Activity
Write every entry out again, exactly as given.

Recorded information

┌──

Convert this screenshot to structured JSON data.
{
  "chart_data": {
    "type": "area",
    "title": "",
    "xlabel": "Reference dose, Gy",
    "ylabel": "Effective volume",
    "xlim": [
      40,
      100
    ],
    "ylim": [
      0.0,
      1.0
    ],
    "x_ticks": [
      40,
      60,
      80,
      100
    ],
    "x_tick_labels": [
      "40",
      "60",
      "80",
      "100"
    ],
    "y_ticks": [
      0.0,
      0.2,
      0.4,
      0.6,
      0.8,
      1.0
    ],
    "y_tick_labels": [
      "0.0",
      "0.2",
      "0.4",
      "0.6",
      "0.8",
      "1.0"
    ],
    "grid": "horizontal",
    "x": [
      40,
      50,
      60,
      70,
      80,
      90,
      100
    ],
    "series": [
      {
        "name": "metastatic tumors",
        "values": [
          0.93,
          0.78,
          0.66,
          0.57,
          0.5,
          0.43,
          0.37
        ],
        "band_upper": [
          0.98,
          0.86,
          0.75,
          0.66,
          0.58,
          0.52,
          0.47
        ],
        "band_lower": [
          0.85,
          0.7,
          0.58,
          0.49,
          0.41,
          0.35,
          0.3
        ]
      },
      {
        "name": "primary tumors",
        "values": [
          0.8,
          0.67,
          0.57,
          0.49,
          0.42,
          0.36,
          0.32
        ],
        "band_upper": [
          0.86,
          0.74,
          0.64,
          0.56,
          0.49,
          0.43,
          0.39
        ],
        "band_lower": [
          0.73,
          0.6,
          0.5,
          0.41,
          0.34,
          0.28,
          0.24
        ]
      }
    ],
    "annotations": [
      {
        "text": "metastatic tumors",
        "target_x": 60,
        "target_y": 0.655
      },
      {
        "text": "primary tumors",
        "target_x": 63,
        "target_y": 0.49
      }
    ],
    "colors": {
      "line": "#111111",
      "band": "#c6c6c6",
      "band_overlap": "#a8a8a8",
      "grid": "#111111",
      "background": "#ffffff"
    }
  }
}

└──

Expected answer
Convert this screenshot to structured JSON data.
{
  "chart_data": {
    "type": "area",
    "title": "",
    "xlabel": "Reference dose, Gy",
    "ylabel": "Effective volume",
    "xlim": [
      40,
      100
    ],
    "ylim": [
      0.0,
      1.0
    ],
    "x_ticks": [
      40,
      60,
      80,
      100
    ],
    "x_tick_labels": [
      "40",
      "60",
      "80",
      "100"
    ],
    "y_ticks": [
      0.0,
      0.2,
      0.4,
      0.6,
      0.8,
      1.0
    ],
    "y_tick_labels": [
      "0.0",
      "0.2",
      "0.4",
      "0.6",
      "0.8",
      "1.0"
    ],
    "grid": "horizontal",
    "x": [
      40,
      50,
      60,
      70,
      80,
      90,
      100
    ],
    "series": [
      {
        "name": "metastatic tumors",
        "values": [
          0.93,
          0.78,
          0.66,
          0.57,
          0.5,
          0.43,
          0.37
        ],
        "band_upper": [
          0.98,
          0.86,
          0.75,
          0.66,
          0.58,
          0.52,
          0.47
        ],
        "band_lower": [
          0.85,
          0.7,
          0.58,
          0.49,
          0.41,
          0.35,
          0.3
        ]
      },
      {
        "name": "primary tumors",
        "values": [
          0.8,
          0.67,
          0.57,
          0.49,
          0.42,
          0.36,
          0.32
        ],
        "band_upper": [
          0.86,
          0.74,
          0.64,
          0.56,
          0.49,
          0.43,
          0.39
        ],
        "band_lower": [
          0.73,
          0.6,
          0.5,
          0.41,
          0.34,
          0.28,
          0.24
        ]
      }
    ],
    "annotations": [
      {
        "text": "metastatic tumors",
        "target_x": 60,
        "target_y": 0.655
      },
      {
        "text": "primary tumors",
        "target_x": 63,
        "target_y": 0.49
      }
    ],
    "colors": {
      "line": "#111111",
      "band": "#c6c6c6",
      "band_overlap": "#a8a8a8",
      "grid": "#111111",
      "background": "#ffffff"
    }
  }
}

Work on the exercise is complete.